(Lines of data)
*****
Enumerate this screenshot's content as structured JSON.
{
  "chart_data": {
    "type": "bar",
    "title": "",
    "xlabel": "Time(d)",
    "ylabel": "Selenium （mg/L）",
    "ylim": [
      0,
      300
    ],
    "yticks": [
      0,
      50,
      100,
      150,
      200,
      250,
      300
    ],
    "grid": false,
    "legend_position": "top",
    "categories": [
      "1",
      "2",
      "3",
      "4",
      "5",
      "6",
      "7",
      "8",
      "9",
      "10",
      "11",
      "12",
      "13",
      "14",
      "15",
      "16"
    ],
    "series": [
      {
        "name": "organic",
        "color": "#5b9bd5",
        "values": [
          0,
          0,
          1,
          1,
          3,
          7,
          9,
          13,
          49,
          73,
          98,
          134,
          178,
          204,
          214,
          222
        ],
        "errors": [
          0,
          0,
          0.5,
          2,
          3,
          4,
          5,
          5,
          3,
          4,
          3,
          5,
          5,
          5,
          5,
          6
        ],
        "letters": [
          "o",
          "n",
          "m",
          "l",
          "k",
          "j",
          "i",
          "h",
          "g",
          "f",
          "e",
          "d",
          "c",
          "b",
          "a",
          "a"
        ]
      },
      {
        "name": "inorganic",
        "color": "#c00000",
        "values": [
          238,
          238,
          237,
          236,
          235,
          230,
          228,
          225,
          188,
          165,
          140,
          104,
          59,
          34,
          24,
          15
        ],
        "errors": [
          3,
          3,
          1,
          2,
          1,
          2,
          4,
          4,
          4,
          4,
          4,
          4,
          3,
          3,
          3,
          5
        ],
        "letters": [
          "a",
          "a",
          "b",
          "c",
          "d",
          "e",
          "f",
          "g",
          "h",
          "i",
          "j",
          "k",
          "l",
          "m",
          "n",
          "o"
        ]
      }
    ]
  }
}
*****
■ What is needed: The lines above should be duplicated exactly.

■ Completed exercise:
Enumerate this screenshot's content as structured JSON.
{
  "chart_data": {
    "type": "bar",
    "title": "",
    "xlabel": "Time(d)",
    "ylabel": "Selenium （mg/L）",
    "ylim": [
      0,
      300
    ],
    "yticks": [
      0,
      50,
      100,
      150,
      200,
      250,
      300
    ],
    "grid": false,
    "legend_position": "top",
    "categories": [
      "1",
      "2",
      "3",
      "4",
      "5",
      "6",
      "7",
      "8",
      "9",
      "10",
      "11",
      "12",
      "13",
      "14",
      "15",
      "16"
    ],
    "series": [
      {
        "name": "organic",
        "color": "#5b9bd5",
        "values": [
          0,
          0,
          1,
          1,
          3,
          7,
          9,
          13,
          49,
          73,
          98,
          134,
          178,
          204,
          214,
          222
        ],
        "errors": [
          0,
          0,
          0.5,
          2,
          3,
          4,
          5,
          5,
          3,
          4,
          3,
          5,
          5,
          5,
          5,
          6
        ],
        "letters": [
          "o",
          "n",
          "m",
          "l",
          "k",
          "j",
          "i",
          "h",
          "g",
          "f",
          "e",
          "d",
          "c",
          "b",
          "a",
          "a"
        ]
      },
      {
        "name": "inorganic",
        "color": "#c00000",
        "values": [
          238,
          238,
          237,
          236,
          235,
          230,
          228,
          225,
          188,
          165,
          140,
          104,
          59,
          34,
          24,
          15
        ],
        "errors": [
          3,
          3,
          1,
          2,
          1,
          2,
          4,
          4,
          4,
          4,
          4,
          4,
          3,
          3,
          3,
          5
        ],
        "letters": [
          "a",
          "a",
          "b",
          "c",
          "d",
          "e",
          "f",
          "g",
          "h",
          "i",
          "j",
          "k",
          "l",
          "m",
          "n",
          "o"
        ]
      }
    ]
  }
}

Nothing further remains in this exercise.